Request -> Records follow. Copy every line with "free".

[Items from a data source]
========================================

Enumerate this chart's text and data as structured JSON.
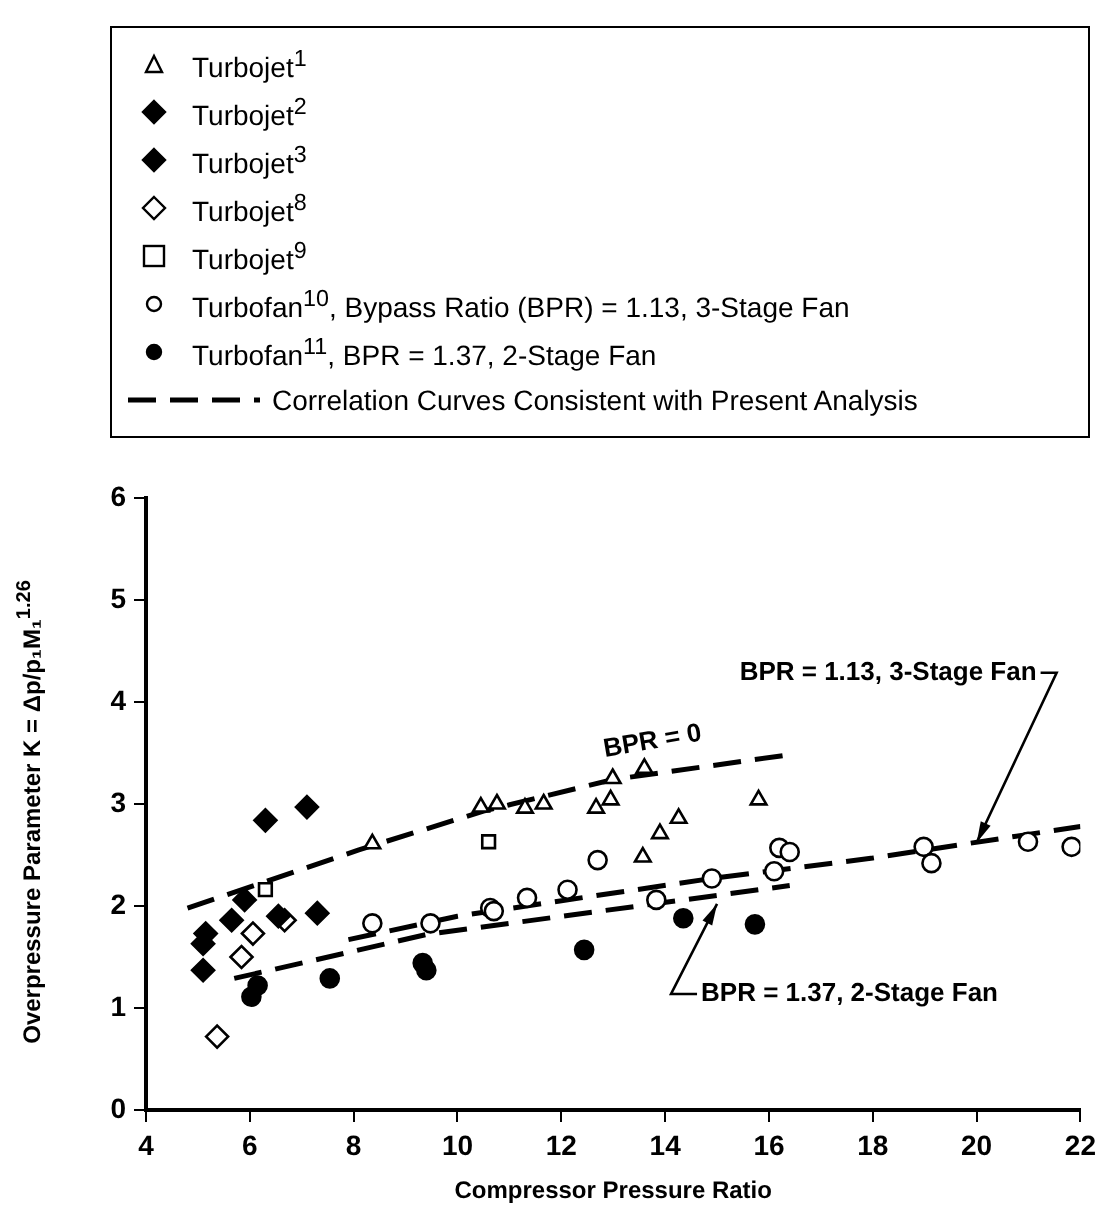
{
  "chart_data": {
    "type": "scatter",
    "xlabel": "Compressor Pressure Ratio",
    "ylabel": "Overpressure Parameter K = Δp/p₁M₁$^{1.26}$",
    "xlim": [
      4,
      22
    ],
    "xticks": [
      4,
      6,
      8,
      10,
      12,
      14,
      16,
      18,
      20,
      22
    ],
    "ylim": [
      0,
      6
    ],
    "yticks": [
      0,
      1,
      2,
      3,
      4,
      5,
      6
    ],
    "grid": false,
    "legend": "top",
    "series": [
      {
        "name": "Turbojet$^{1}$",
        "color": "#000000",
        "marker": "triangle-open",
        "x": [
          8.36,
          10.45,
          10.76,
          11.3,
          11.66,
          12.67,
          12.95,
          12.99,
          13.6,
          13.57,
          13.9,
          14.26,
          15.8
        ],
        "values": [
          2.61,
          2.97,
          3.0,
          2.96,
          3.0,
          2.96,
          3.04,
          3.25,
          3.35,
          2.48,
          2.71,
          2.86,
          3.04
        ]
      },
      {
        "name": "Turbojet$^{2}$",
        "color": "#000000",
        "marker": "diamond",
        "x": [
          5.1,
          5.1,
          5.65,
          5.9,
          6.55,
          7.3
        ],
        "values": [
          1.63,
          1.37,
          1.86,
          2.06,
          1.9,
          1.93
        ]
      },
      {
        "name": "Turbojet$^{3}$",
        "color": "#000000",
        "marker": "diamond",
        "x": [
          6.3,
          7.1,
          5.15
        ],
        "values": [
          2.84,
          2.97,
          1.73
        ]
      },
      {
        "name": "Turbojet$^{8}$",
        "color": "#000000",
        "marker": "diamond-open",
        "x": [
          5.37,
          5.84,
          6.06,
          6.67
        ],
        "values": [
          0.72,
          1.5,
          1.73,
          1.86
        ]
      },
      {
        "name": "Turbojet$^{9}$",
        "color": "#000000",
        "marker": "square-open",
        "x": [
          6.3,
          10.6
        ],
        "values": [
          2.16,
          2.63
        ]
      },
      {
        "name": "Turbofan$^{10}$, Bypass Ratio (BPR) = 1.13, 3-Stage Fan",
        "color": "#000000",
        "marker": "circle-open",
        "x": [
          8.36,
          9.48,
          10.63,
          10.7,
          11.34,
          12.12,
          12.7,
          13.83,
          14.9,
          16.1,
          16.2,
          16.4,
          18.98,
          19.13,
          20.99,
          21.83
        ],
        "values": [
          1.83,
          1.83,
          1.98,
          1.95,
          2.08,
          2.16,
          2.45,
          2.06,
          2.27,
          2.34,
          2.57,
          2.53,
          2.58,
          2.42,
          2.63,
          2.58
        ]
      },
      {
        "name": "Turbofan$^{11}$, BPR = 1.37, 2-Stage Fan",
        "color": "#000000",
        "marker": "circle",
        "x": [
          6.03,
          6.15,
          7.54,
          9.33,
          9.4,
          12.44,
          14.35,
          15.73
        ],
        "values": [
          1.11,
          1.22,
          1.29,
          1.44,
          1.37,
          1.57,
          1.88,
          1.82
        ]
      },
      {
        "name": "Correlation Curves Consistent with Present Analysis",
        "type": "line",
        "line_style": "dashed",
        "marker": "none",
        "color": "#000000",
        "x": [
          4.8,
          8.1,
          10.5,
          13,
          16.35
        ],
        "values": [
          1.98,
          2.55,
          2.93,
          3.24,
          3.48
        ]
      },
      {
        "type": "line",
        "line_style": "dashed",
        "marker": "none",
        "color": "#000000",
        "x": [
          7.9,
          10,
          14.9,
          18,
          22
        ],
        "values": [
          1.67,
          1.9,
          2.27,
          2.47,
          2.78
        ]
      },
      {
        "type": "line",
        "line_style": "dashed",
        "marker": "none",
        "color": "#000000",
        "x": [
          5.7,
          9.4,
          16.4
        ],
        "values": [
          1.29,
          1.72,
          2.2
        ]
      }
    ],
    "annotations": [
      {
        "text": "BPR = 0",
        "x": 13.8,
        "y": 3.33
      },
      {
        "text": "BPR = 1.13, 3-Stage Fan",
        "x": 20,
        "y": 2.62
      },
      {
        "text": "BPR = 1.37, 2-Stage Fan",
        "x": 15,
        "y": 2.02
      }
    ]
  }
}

========================================

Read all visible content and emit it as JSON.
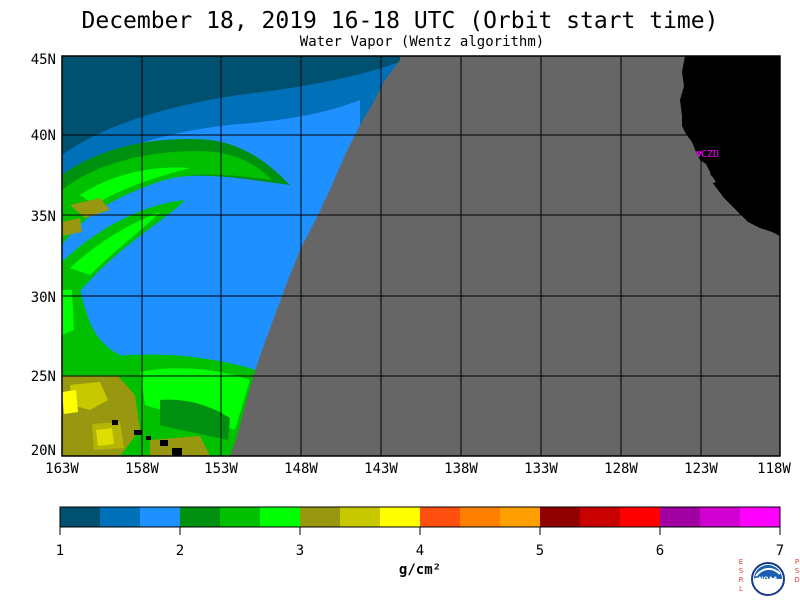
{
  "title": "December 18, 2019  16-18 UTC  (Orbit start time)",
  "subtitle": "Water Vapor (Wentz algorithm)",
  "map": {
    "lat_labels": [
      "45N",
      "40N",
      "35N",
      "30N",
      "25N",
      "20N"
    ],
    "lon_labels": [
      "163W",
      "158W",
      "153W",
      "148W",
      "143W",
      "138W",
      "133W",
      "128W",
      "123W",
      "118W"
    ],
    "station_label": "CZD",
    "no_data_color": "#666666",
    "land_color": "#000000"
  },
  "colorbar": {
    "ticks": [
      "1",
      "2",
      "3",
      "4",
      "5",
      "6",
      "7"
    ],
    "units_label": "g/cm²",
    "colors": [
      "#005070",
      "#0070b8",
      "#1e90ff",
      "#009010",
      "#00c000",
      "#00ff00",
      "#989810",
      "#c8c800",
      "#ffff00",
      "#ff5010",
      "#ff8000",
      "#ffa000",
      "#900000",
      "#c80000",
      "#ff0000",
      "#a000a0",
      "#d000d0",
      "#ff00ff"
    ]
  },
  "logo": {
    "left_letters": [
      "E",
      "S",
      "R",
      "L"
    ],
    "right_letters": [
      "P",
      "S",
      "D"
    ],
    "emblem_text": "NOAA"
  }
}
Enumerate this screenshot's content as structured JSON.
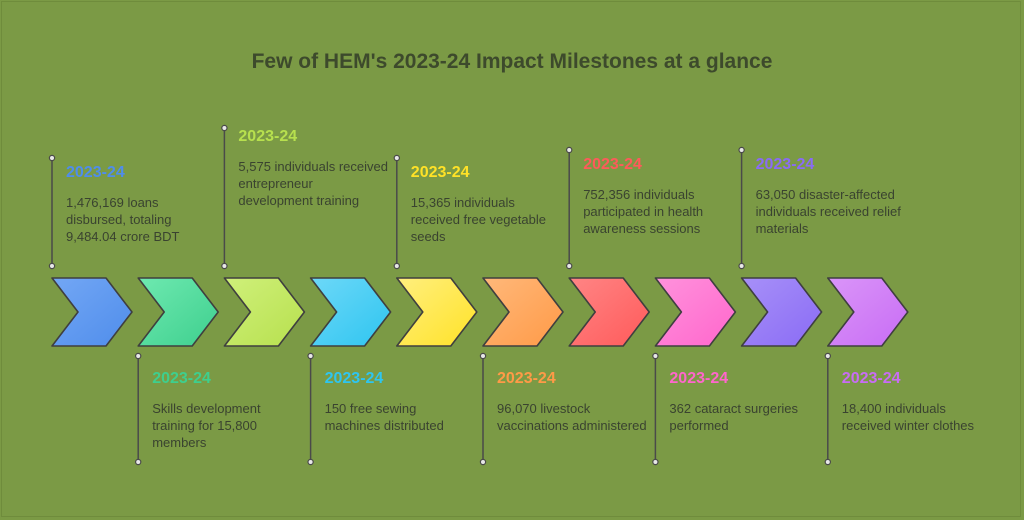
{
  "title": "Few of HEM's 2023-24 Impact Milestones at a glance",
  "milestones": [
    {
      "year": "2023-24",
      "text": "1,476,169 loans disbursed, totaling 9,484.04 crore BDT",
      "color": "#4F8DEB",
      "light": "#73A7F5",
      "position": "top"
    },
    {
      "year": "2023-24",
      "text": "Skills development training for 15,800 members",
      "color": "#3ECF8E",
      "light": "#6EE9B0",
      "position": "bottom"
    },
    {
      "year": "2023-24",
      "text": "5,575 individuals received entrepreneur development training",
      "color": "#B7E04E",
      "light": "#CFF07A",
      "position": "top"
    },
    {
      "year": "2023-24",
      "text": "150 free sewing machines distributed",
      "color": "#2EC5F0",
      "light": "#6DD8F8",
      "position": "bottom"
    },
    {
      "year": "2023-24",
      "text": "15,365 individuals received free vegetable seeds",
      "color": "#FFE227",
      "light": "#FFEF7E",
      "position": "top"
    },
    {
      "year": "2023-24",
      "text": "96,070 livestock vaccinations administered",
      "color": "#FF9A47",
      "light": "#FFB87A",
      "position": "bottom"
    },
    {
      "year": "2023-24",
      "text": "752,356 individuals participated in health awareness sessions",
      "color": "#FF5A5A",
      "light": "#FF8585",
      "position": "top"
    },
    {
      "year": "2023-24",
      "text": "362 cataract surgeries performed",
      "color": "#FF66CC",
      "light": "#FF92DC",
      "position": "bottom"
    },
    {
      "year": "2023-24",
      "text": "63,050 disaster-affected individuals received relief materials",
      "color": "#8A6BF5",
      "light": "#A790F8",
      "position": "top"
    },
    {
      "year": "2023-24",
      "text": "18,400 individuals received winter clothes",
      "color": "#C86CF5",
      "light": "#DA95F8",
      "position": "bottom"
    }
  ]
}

========================================

Problem solution ->
      "text": "150 free sewing machines distributed",
      "text": "15,365 individuals received free vegetable seeds",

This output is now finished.